→ TASK REQUIREMENTS
Carry on the walkthrough below on regressing systolic blood pressure on BMI, picking up right after its last sentence.

The t-statistics and p-values in our results indicate a significant relationship between BMI and systolic blood pressure.

To gain a deeper understanding of the validity of our linear regression model, we can assess whether the model assumptions are met. To do this, we examine a plot of the residuals to check homoscedasticity and normality.

In [29]:
# Calculate the residuals
residuals = model.resid

# Create residual plots
fig, (ax1, ax2) = plt.subplots(1, 2, figsize=(12, 5))

# Residuals vs Fitted values plot
ax1.scatter(X['BMI'], residuals, alpha=0.6, s=1)
ax1.axhline(y=0, color='red', linestyle='--')
ax1.set_xlabel('BMI')
ax1.set_ylabel('Residuals')
ax1.set_title('Residuals Plot')

# Q-Q Plot (Quantile-Quantile Plot) of the residuals
sm.qqplot(residuals, line='s', ax=ax2, markersize=1)
ax2.set_title('Q-Q Plot of Residuals')

plt.tight_layout()
plt.show()

The residuals plot on the left shows that the variance of the residuals remains approximately consistent across different BMI levels.

On the right, the Q-Q (Quantile-Quantile) plot checks if the residuals follow a normal distribution. If the points on the plot form a straight line, it suggests the residuals are normally distributed. Deviations from the line indicate departures from normality, which can impact the reliability of the analysis. In our situation, these deviations highlight that the normality assumption isn't fully satisfied.

[Document layout detection data]
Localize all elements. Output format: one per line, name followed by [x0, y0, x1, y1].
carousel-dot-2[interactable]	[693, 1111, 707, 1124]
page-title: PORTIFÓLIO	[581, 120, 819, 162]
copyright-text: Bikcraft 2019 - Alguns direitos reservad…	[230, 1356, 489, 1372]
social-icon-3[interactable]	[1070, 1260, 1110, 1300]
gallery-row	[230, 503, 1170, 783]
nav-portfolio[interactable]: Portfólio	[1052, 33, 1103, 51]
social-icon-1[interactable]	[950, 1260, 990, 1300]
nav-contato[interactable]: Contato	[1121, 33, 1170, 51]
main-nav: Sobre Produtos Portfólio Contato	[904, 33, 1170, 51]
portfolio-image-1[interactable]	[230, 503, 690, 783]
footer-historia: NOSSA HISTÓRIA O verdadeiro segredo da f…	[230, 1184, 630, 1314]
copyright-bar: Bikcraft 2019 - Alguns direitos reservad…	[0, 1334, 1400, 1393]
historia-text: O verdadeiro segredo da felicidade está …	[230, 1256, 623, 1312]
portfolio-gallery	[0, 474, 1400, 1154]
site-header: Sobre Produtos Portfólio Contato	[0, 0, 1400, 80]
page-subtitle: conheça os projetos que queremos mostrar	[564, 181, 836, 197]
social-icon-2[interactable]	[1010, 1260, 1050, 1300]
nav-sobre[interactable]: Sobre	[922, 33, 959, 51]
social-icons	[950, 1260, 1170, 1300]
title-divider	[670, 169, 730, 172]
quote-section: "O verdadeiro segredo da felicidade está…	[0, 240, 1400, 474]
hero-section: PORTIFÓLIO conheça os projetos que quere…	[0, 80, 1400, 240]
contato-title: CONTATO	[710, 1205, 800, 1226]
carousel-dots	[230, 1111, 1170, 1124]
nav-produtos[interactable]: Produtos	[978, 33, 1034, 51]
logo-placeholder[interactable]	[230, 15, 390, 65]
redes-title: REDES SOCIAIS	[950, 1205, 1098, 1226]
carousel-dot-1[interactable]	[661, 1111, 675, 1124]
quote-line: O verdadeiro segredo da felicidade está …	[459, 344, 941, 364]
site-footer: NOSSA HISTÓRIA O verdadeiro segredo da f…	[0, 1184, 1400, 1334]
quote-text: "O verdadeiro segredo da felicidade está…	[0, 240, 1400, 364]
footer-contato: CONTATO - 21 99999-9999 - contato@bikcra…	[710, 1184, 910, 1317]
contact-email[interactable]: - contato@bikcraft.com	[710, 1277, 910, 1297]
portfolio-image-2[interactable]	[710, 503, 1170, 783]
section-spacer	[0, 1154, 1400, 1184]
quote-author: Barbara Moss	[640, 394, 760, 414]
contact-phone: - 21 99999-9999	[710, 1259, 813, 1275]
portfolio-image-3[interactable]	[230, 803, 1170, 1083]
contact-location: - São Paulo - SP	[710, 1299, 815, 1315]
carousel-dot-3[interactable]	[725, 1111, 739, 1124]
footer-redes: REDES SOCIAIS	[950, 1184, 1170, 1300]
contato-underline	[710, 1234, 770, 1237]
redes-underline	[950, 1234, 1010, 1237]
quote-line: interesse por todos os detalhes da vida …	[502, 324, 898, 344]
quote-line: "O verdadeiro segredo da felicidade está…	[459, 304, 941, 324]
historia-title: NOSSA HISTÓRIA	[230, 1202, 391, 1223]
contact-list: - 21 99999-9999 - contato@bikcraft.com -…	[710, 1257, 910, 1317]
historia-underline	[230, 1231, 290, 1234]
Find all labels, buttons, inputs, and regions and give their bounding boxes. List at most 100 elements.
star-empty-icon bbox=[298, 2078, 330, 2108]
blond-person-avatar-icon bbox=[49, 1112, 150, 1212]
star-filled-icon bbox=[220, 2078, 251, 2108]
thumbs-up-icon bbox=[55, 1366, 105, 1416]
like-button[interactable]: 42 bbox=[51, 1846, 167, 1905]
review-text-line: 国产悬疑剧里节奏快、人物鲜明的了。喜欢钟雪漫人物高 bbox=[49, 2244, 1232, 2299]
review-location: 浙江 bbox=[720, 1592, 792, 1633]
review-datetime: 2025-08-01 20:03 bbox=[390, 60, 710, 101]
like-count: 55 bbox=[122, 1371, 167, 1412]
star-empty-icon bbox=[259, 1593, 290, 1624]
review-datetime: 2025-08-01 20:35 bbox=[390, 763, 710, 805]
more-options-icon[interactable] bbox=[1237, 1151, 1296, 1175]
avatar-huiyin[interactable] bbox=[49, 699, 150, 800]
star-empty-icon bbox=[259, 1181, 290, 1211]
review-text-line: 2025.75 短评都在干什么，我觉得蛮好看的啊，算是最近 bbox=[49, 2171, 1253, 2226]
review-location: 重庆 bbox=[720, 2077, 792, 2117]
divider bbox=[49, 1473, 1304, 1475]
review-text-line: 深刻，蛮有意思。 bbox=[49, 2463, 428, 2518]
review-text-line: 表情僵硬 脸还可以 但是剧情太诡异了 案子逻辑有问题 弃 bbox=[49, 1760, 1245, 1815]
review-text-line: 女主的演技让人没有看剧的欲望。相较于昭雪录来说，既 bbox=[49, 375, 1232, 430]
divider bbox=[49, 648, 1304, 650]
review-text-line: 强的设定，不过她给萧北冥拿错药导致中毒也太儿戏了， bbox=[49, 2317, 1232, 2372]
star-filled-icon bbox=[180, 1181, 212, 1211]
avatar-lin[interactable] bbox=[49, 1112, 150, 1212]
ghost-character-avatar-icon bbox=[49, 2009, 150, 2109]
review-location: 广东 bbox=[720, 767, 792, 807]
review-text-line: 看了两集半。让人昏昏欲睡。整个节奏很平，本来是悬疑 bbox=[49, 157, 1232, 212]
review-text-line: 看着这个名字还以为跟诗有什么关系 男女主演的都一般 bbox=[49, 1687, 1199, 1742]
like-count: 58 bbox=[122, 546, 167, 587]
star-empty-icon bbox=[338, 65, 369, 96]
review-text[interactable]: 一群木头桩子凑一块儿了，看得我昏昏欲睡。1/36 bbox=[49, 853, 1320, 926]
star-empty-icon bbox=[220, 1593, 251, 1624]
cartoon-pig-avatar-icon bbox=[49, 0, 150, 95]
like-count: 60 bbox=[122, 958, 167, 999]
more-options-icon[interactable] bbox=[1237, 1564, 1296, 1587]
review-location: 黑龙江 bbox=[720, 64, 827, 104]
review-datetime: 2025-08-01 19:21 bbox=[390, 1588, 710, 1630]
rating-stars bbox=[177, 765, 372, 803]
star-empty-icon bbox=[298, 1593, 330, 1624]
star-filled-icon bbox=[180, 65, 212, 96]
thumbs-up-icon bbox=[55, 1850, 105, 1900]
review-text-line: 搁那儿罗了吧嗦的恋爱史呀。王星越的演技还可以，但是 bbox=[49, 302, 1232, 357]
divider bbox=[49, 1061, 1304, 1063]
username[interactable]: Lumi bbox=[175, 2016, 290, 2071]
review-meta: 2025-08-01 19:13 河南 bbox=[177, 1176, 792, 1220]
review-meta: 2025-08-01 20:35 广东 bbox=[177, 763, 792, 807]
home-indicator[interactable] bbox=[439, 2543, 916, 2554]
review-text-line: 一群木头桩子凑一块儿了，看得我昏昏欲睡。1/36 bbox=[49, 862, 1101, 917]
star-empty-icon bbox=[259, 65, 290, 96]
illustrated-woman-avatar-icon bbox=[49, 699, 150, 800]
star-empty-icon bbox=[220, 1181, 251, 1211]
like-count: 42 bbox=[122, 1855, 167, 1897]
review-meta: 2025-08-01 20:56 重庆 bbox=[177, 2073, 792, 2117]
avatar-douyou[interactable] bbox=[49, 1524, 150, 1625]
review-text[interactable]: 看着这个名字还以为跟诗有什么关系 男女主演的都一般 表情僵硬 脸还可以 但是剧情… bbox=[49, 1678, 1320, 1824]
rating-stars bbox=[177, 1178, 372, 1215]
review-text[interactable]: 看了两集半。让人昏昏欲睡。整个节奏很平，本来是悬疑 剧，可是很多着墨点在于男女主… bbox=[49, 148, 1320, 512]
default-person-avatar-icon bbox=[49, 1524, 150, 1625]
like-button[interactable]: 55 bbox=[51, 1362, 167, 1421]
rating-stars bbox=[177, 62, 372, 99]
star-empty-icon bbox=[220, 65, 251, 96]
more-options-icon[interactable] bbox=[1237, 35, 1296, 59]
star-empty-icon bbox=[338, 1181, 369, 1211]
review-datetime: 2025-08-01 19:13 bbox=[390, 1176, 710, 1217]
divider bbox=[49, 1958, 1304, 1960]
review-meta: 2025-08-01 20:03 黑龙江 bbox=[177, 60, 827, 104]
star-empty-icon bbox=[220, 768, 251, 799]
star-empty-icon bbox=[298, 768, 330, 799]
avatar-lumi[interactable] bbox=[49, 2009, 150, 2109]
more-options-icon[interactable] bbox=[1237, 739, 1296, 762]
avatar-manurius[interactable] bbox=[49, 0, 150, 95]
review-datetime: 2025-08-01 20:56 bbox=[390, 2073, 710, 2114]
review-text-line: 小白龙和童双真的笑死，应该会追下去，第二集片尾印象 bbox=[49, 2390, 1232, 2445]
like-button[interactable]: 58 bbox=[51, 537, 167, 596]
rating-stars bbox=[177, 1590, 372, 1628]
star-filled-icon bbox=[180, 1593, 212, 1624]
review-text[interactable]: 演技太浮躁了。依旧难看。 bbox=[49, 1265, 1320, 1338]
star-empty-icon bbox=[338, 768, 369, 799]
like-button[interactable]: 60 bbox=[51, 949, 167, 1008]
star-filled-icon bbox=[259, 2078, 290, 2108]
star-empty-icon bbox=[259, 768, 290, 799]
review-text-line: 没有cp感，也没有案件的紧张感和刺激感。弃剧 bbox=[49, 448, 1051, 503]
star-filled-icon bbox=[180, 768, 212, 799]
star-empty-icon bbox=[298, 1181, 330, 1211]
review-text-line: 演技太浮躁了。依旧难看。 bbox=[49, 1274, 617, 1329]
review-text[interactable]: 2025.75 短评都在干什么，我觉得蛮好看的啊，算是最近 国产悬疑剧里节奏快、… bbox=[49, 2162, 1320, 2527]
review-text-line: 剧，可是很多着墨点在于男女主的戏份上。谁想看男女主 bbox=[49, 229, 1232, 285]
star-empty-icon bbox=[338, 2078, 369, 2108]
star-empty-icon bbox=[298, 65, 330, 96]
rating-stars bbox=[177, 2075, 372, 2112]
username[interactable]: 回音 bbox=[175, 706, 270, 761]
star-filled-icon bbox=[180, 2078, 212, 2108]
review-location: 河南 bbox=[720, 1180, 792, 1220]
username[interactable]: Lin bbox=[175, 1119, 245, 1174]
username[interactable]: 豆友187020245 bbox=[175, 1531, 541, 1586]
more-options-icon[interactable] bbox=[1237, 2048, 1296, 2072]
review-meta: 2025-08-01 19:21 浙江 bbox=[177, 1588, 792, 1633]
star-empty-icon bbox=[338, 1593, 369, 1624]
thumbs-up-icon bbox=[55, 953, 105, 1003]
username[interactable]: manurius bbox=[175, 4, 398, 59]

→ THE ANSWER
To further assess our model, we can plot the regression line together with the confidence interval and prediction interval.

  • Confidence Interval: a range around a sample statistic that likely contains the true population parameter with 95% confidence.

  • Prediction Interval: a range around a predicted value that likely contains the actual future observation with 95% confidence.

In [30]:
# Plot the regression results along with confidence interval
fig = plt.figure(figsize=(10, 6))
ax = fig.add_subplot(111)
ax.scatter(filtered_df['BMI'], y, s=1, alpha=0.6, label="Data")
ax.plot(filtered_df['BMI'].to_numpy(), model.predict(X).to_numpy(), color='red', label="Regression Line")
ax.set_xlabel('BMI')
ax.set_ylabel('SYSBP')

## Plot the prediction interval
prstd, iv_l, iv_u = wls_prediction_std(model)
ax.plot(filtered_df['BMI'].to_numpy(), iv_u.to_numpy(), color='grey', linestyle='--', label='95% Prediction Interval')
ax.plot(filtered_df['BMI'].to_numpy(), iv_l.to_numpy(), color='grey', linestyle='--')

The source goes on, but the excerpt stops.